## START

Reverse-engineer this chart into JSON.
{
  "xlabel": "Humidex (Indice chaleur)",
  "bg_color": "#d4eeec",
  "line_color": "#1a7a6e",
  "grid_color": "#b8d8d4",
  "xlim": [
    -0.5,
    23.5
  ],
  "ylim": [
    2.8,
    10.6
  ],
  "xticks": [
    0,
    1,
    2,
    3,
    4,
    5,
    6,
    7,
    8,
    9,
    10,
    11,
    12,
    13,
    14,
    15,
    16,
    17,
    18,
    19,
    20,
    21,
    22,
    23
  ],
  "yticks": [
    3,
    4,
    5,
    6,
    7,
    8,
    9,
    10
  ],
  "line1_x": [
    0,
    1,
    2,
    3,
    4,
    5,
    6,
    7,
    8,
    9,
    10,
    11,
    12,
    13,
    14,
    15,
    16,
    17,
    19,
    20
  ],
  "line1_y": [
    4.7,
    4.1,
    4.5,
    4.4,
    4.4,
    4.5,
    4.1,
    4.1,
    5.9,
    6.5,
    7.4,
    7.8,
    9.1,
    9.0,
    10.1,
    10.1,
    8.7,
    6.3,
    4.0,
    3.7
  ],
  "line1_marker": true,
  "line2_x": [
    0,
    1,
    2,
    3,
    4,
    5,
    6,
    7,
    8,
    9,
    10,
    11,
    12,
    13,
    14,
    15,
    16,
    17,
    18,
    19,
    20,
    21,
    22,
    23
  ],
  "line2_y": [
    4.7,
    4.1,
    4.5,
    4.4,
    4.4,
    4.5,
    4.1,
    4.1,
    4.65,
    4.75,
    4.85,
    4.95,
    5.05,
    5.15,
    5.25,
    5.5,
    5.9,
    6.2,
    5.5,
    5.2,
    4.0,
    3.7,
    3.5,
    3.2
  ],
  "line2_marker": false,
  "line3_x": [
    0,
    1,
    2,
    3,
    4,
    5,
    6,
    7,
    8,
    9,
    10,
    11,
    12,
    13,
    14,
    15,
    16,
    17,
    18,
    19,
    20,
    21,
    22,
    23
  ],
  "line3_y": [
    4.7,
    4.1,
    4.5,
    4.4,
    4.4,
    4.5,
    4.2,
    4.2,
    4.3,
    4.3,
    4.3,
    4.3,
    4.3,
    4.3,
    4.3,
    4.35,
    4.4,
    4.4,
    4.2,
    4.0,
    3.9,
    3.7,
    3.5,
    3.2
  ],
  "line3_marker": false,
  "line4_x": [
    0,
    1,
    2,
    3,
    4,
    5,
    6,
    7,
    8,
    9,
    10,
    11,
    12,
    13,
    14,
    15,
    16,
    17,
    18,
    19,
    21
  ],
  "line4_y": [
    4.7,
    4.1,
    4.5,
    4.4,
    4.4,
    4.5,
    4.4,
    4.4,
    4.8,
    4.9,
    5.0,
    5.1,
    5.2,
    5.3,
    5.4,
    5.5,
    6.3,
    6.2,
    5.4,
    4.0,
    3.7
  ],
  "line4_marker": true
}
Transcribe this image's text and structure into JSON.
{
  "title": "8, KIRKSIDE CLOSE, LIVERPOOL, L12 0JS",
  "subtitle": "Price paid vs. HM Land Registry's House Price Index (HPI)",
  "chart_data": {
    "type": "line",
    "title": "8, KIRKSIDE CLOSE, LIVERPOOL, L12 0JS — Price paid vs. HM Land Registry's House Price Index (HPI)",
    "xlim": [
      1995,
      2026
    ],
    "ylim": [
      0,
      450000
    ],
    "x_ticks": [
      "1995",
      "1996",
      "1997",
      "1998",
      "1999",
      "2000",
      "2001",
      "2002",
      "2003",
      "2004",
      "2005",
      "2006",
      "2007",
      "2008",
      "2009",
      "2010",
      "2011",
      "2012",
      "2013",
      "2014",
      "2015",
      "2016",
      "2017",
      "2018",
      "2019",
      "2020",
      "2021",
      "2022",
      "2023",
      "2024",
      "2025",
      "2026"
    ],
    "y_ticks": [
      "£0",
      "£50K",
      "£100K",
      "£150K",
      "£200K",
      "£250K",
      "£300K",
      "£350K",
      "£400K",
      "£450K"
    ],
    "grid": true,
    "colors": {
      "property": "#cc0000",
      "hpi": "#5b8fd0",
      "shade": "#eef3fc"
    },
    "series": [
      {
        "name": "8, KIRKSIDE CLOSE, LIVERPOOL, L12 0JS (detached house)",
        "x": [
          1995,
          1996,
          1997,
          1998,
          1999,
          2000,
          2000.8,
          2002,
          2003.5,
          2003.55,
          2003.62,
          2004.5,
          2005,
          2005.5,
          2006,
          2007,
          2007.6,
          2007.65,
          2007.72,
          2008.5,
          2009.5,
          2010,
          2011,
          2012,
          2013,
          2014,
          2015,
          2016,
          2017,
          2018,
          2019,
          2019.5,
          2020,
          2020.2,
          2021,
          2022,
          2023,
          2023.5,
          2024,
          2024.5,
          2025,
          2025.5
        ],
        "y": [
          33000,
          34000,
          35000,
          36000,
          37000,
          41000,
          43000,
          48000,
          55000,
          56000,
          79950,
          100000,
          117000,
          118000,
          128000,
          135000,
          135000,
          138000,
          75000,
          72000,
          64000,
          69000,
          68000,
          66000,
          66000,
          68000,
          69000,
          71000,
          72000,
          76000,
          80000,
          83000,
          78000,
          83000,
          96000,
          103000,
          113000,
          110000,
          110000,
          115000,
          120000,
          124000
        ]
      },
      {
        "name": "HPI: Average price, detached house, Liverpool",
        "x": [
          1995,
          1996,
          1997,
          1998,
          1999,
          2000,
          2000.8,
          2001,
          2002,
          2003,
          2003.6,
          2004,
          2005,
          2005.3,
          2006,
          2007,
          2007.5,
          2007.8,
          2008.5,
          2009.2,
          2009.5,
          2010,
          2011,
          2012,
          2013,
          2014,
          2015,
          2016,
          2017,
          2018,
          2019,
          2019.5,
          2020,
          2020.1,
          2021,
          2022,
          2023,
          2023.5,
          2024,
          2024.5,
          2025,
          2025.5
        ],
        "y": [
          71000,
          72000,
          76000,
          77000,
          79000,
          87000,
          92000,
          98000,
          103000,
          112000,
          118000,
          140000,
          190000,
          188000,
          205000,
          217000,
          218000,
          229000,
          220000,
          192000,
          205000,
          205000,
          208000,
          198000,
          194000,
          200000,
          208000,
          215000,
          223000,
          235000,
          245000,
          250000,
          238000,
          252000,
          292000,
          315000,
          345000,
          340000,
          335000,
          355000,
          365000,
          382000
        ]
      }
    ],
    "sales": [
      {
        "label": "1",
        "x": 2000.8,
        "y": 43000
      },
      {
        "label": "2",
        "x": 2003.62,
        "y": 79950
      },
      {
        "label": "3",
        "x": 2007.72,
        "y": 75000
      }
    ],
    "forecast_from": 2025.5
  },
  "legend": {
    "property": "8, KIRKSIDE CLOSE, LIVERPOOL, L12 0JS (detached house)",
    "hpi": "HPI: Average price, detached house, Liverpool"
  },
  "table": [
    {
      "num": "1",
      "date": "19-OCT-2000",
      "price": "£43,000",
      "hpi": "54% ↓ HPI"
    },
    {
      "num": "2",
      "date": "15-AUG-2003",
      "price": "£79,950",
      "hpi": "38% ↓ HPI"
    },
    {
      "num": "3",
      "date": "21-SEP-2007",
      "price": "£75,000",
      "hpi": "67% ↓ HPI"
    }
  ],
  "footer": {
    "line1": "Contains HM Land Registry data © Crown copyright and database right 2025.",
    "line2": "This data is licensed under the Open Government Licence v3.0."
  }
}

## END

# Task instructions:
Transcribe the records above exactly as they appear.

# Right answer:
Reverse-engineer this chart into JSON.
{
  "xlabel": "Humidex (Indice chaleur)",
  "bg_color": "#d4eeec",
  "line_color": "#1a7a6e",
  "grid_color": "#b8d8d4",
  "xlim": [
    -0.5,
    23.5
  ],
  "ylim": [
    2.8,
    10.6
  ],
  "xticks": [
    0,
    1,
    2,
    3,
    4,
    5,
    6,
    7,
    8,
    9,
    10,
    11,
    12,
    13,
    14,
    15,
    16,
    17,
    18,
    19,
    20,
    21,
    22,
    23
  ],
  "yticks": [
    3,
    4,
    5,
    6,
    7,
    8,
    9,
    10
  ],
  "line1_x": [
    0,
    1,
    2,
    3,
    4,
    5,
    6,
    7,
    8,
    9,
    10,
    11,
    12,
    13,
    14,
    15,
    16,
    17,
    19,
    20
  ],
  "line1_y": [
    4.7,
    4.1,
    4.5,
    4.4,
    4.4,
    4.5,
    4.1,
    4.1,
    5.9,
    6.5,
    7.4,
    7.8,
    9.1,
    9.0,
    10.1,
    10.1,
    8.7,
    6.3,
    4.0,
    3.7
  ],
  "line1_marker": true,
  "line2_x": [
    0,
    1,
    2,
    3,
    4,
    5,
    6,
    7,
    8,
    9,
    10,
    11,
    12,
    13,
    14,
    15,
    16,
    17,
    18,
    19,
    20,
    21,
    22,
    23
  ],
  "line2_y": [
    4.7,
    4.1,
    4.5,
    4.4,
    4.4,
    4.5,
    4.1,
    4.1,
    4.65,
    4.75,
    4.85,
    4.95,
    5.05,
    5.15,
    5.25,
    5.5,
    5.9,
    6.2,
    5.5,
    5.2,
    4.0,
    3.7,
    3.5,
    3.2
  ],
  "line2_marker": false,
  "line3_x": [
    0,
    1,
    2,
    3,
    4,
    5,
    6,
    7,
    8,
    9,
    10,
    11,
    12,
    13,
    14,
    15,
    16,
    17,
    18,
    19,
    20,
    21,
    22,
    23
  ],
  "line3_y": [
    4.7,
    4.1,
    4.5,
    4.4,
    4.4,
    4.5,
    4.2,
    4.2,
    4.3,
    4.3,
    4.3,
    4.3,
    4.3,
    4.3,
    4.3,
    4.35,
    4.4,
    4.4,
    4.2,
    4.0,
    3.9,
    3.7,
    3.5,
    3.2
  ],
  "line3_marker": false,
  "line4_x": [
    0,
    1,
    2,
    3,
    4,
    5,
    6,
    7,
    8,
    9,
    10,
    11,
    12,
    13,
    14,
    15,
    16,
    17,
    18,
    19,
    21
  ],
  "line4_y": [
    4.7,
    4.1,
    4.5,
    4.4,
    4.4,
    4.5,
    4.4,
    4.4,
    4.8,
    4.9,
    5.0,
    5.1,
    5.2,
    5.3,
    5.4,
    5.5,
    6.3,
    6.2,
    5.4,
    4.0,
    3.7
  ],
  "line4_marker": true
}
Transcribe this image's text and structure into JSON.
{
  "title": "8, KIRKSIDE CLOSE, LIVERPOOL, L12 0JS",
  "subtitle": "Price paid vs. HM Land Registry's House Price Index (HPI)",
  "chart_data": {
    "type": "line",
    "title": "8, KIRKSIDE CLOSE, LIVERPOOL, L12 0JS — Price paid vs. HM Land Registry's House Price Index (HPI)",
    "xlim": [
      1995,
      2026
    ],
    "ylim": [
      0,
      450000
    ],
    "x_ticks": [
      "1995",
      "1996",
      "1997",
      "1998",
      "1999",
      "2000",
      "2001",
      "2002",
      "2003",
      "2004",
      "2005",
      "2006",
      "2007",
      "2008",
      "2009",
      "2010",
      "2011",
      "2012",
      "2013",
      "2014",
      "2015",
      "2016",
      "2017",
      "2018",
      "2019",
      "2020",
      "2021",
      "2022",
      "2023",
      "2024",
      "2025",
      "2026"
    ],
    "y_ticks": [
      "£0",
      "£50K",
      "£100K",
      "£150K",
      "£200K",
      "£250K",
      "£300K",
      "£350K",
      "£400K",
      "£450K"
    ],
    "grid": true,
    "colors": {
      "property": "#cc0000",
      "hpi": "#5b8fd0",
      "shade": "#eef3fc"
    },
    "series": [
      {
        "name": "8, KIRKSIDE CLOSE, LIVERPOOL, L12 0JS (detached house)",
        "x": [
          1995,
          1996,
          1997,
          1998,
          1999,
          2000,
          2000.8,
          2002,
          2003.5,
          2003.55,
          2003.62,
          2004.5,
          2005,
          2005.5,
          2006,
          2007,
          2007.6,
          2007.65,
          2007.72,
          2008.5,
          2009.5,
          2010,
          2011,
          2012,
          2013,
          2014,
          2015,
          2016,
          2017,
          2018,
          2019,
          2019.5,
          2020,
          2020.2,
          2021,
          2022,
          2023,
          2023.5,
          2024,
          2024.5,
          2025,
          2025.5
        ],
        "y": [
          33000,
          34000,
          35000,
          36000,
          37000,
          41000,
          43000,
          48000,
          55000,
          56000,
          79950,
          100000,
          117000,
          118000,
          128000,
          135000,
          135000,
          138000,
          75000,
          72000,
          64000,
          69000,
          68000,
          66000,
          66000,
          68000,
          69000,
          71000,
          72000,
          76000,
          80000,
          83000,
          78000,
          83000,
          96000,
          103000,
          113000,
          110000,
          110000,
          115000,
          120000,
          124000
        ]
      },
      {
        "name": "HPI: Average price, detached house, Liverpool",
        "x": [
          1995,
          1996,
          1997,
          1998,
          1999,
          2000,
          2000.8,
          2001,
          2002,
          2003,
          2003.6,
          2004,
          2005,
          2005.3,
          2006,
          2007,
          2007.5,
          2007.8,
          2008.5,
          2009.2,
          2009.5,
          2010,
          2011,
          2012,
          2013,
          2014,
          2015,
          2016,
          2017,
          2018,
          2019,
          2019.5,
          2020,
          2020.1,
          2021,
          2022,
          2023,
          2023.5,
          2024,
          2024.5,
          2025,
          2025.5
        ],
        "y": [
          71000,
          72000,
          76000,
          77000,
          79000,
          87000,
          92000,
          98000,
          103000,
          112000,
          118000,
          140000,
          190000,
          188000,
          205000,
          217000,
          218000,
          229000,
          220000,
          192000,
          205000,
          205000,
          208000,
          198000,
          194000,
          200000,
          208000,
          215000,
          223000,
          235000,
          245000,
          250000,
          238000,
          252000,
          292000,
          315000,
          345000,
          340000,
          335000,
          355000,
          365000,
          382000
        ]
      }
    ],
    "sales": [
      {
        "label": "1",
        "x": 2000.8,
        "y": 43000
      },
      {
        "label": "2",
        "x": 2003.62,
        "y": 79950
      },
      {
        "label": "3",
        "x": 2007.72,
        "y": 75000
      }
    ],
    "forecast_from": 2025.5
  },
  "legend": {
    "property": "8, KIRKSIDE CLOSE, LIVERPOOL, L12 0JS (detached house)",
    "hpi": "HPI: Average price, detached house, Liverpool"
  },
  "table": [
    {
      "num": "1",
      "date": "19-OCT-2000",
      "price": "£43,000",
      "hpi": "54% ↓ HPI"
    },
    {
      "num": "2",
      "date": "15-AUG-2003",
      "price": "£79,950",
      "hpi": "38% ↓ HPI"
    },
    {
      "num": "3",
      "date": "21-SEP-2007",
      "price": "£75,000",
      "hpi": "67% ↓ HPI"
    }
  ],
  "footer": {
    "line1": "Contains HM Land Registry data © Crown copyright and database right 2025.",
    "line2": "This data is licensed under the Open Government Licence v3.0."
  }
}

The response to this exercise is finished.